*WHAT YOU SHOULD DO*
Transcribe the entries that follow exactly as they appear, minus pictures.

------------------------------------------------------------------------

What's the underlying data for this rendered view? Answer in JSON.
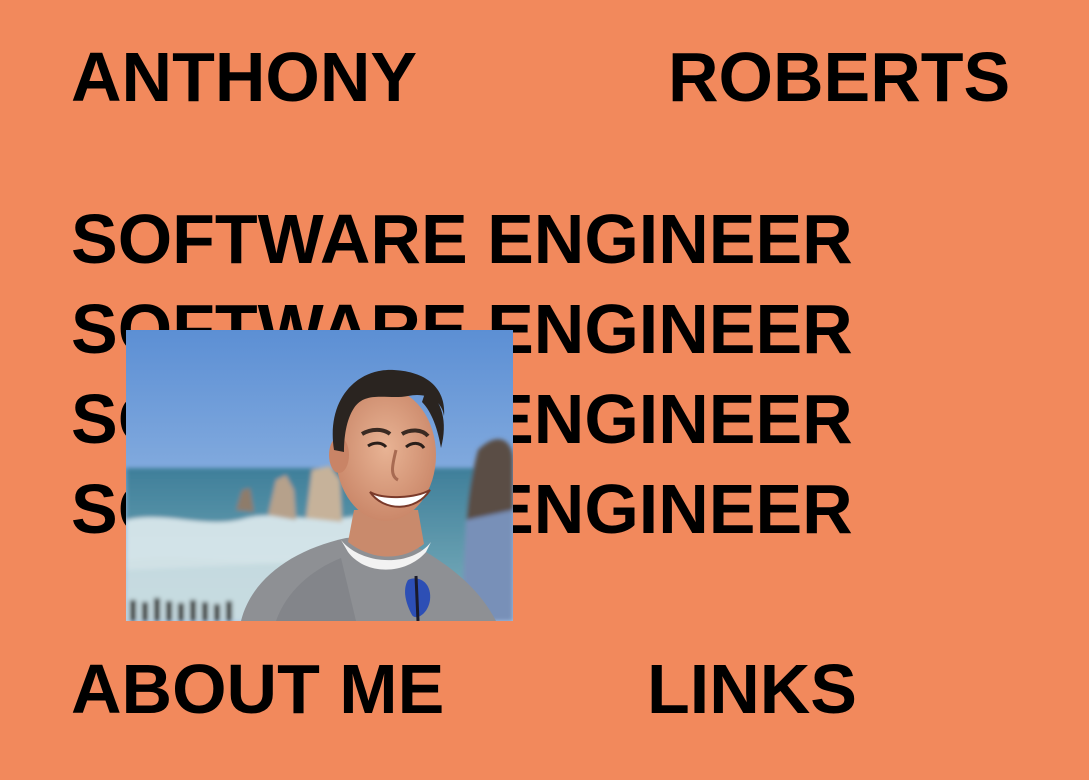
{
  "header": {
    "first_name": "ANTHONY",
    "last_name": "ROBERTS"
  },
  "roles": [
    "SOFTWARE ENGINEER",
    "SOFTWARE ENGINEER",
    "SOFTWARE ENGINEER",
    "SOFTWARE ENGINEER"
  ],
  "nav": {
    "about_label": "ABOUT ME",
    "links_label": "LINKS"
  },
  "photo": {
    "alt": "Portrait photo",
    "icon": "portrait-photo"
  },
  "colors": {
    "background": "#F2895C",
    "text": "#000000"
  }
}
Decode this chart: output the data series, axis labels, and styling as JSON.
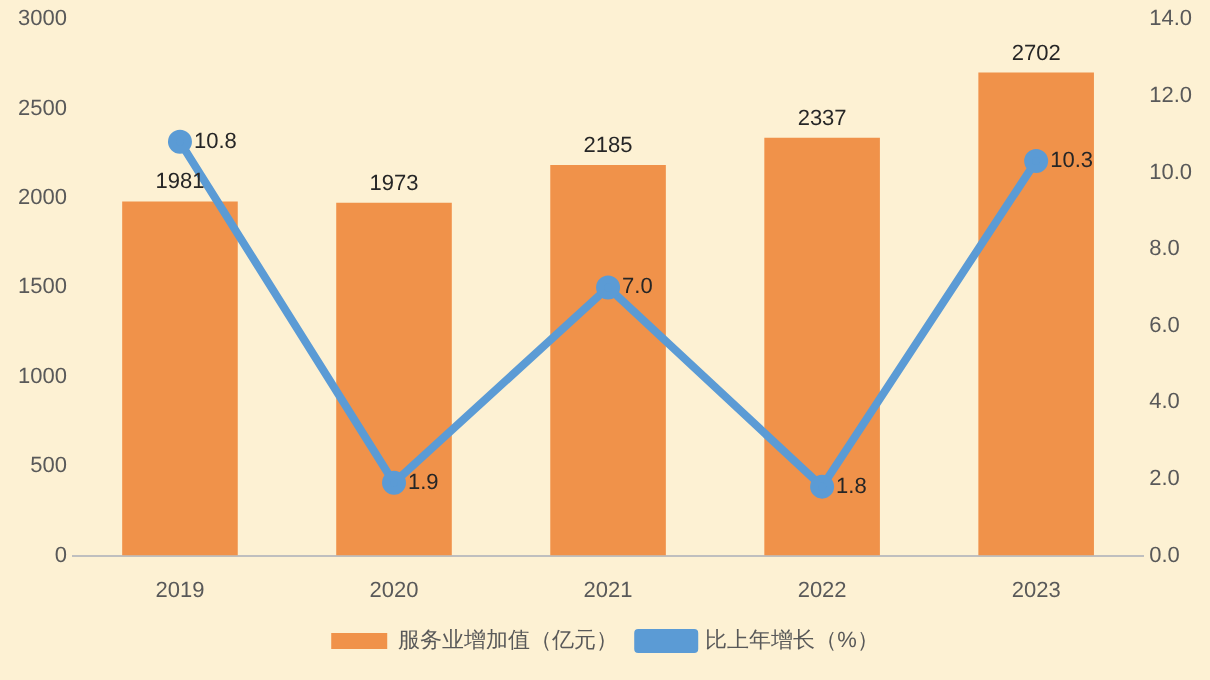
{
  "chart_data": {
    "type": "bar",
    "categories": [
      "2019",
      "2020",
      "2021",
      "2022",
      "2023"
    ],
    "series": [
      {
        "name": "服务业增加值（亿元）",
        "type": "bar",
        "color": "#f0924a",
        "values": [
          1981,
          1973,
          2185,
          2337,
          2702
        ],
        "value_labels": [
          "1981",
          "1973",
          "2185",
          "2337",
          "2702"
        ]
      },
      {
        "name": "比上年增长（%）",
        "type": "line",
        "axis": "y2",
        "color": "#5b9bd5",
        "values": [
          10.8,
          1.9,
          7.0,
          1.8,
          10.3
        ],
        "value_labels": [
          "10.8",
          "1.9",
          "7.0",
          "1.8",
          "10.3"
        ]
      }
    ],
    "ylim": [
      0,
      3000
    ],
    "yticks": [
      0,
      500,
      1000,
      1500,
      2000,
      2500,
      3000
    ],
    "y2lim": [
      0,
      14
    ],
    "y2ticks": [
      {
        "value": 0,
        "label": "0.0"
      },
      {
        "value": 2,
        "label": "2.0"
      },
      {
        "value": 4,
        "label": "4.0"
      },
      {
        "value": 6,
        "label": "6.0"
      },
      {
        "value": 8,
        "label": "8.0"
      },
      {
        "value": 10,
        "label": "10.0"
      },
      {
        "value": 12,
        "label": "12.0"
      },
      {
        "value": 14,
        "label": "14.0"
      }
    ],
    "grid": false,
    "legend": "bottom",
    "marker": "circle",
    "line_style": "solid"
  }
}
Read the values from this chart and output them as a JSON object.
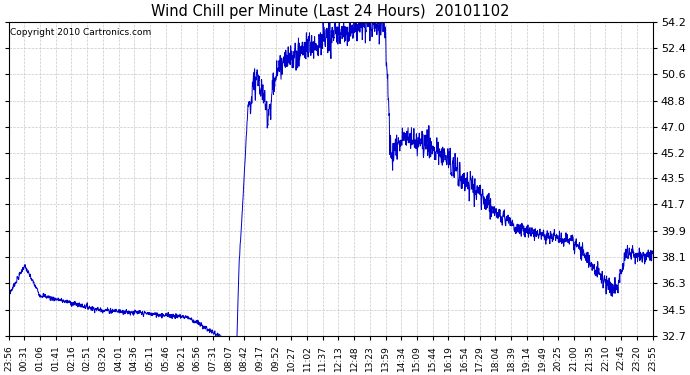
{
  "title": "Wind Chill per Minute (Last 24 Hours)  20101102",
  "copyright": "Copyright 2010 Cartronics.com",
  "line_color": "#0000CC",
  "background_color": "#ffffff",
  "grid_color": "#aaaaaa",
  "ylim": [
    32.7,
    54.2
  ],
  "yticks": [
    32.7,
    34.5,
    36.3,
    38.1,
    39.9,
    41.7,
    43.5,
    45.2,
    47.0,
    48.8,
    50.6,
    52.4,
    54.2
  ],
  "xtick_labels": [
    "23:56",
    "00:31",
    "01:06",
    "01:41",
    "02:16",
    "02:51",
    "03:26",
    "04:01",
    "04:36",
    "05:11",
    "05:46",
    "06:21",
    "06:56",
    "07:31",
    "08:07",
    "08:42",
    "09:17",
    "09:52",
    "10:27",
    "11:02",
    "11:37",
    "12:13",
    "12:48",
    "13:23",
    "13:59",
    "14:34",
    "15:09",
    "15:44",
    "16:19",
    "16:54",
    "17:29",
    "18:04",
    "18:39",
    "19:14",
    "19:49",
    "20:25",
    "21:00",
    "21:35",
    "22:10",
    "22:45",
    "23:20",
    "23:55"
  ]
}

------------------------------------------------------------------------

*COMPLETED EXERCISE*
What's the underlying data for this rendered view? Answer in JSON.
{
  "header": {
    "first_name": "ANTHONY",
    "last_name": "ROBERTS"
  },
  "roles": [
    "SOFTWARE ENGINEER",
    "SOFTWARE ENGINEER",
    "SOFTWARE ENGINEER",
    "SOFTWARE ENGINEER"
  ],
  "nav": {
    "about_label": "ABOUT ME",
    "links_label": "LINKS"
  },
  "photo": {
    "alt": "Portrait photo",
    "icon": "portrait-photo"
  },
  "colors": {
    "background": "#F2895C",
    "text": "#000000"
  }
}
Decode this chart: output the data series, axis labels, and styling as JSON.
{
  "chart_data": {
    "type": "bar",
    "categories": [
      "2019",
      "2020",
      "2021",
      "2022",
      "2023"
    ],
    "series": [
      {
        "name": "服务业增加值（亿元）",
        "type": "bar",
        "color": "#f0924a",
        "values": [
          1981,
          1973,
          2185,
          2337,
          2702
        ],
        "value_labels": [
          "1981",
          "1973",
          "2185",
          "2337",
          "2702"
        ]
      },
      {
        "name": "比上年增长（%）",
        "type": "line",
        "axis": "y2",
        "color": "#5b9bd5",
        "values": [
          10.8,
          1.9,
          7.0,
          1.8,
          10.3
        ],
        "value_labels": [
          "10.8",
          "1.9",
          "7.0",
          "1.8",
          "10.3"
        ]
      }
    ],
    "ylim": [
      0,
      3000
    ],
    "yticks": [
      0,
      500,
      1000,
      1500,
      2000,
      2500,
      3000
    ],
    "y2lim": [
      0,
      14
    ],
    "y2ticks": [
      {
        "value": 0,
        "label": "0.0"
      },
      {
        "value": 2,
        "label": "2.0"
      },
      {
        "value": 4,
        "label": "4.0"
      },
      {
        "value": 6,
        "label": "6.0"
      },
      {
        "value": 8,
        "label": "8.0"
      },
      {
        "value": 10,
        "label": "10.0"
      },
      {
        "value": 12,
        "label": "12.0"
      },
      {
        "value": 14,
        "label": "14.0"
      }
    ],
    "grid": false,
    "legend": "bottom",
    "marker": "circle",
    "line_style": "solid"
  }
}
Read the values from this chart and output them as a JSON object.
{
  "title": "Wind Chill per Minute (Last 24 Hours)  20101102",
  "copyright": "Copyright 2010 Cartronics.com",
  "line_color": "#0000CC",
  "background_color": "#ffffff",
  "grid_color": "#aaaaaa",
  "ylim": [
    32.7,
    54.2
  ],
  "yticks": [
    32.7,
    34.5,
    36.3,
    38.1,
    39.9,
    41.7,
    43.5,
    45.2,
    47.0,
    48.8,
    50.6,
    52.4,
    54.2
  ],
  "xtick_labels": [
    "23:56",
    "00:31",
    "01:06",
    "01:41",
    "02:16",
    "02:51",
    "03:26",
    "04:01",
    "04:36",
    "05:11",
    "05:46",
    "06:21",
    "06:56",
    "07:31",
    "08:07",
    "08:42",
    "09:17",
    "09:52",
    "10:27",
    "11:02",
    "11:37",
    "12:13",
    "12:48",
    "13:23",
    "13:59",
    "14:34",
    "15:09",
    "15:44",
    "16:19",
    "16:54",
    "17:29",
    "18:04",
    "18:39",
    "19:14",
    "19:49",
    "20:25",
    "21:00",
    "21:35",
    "22:10",
    "22:45",
    "23:20",
    "23:55"
  ]
}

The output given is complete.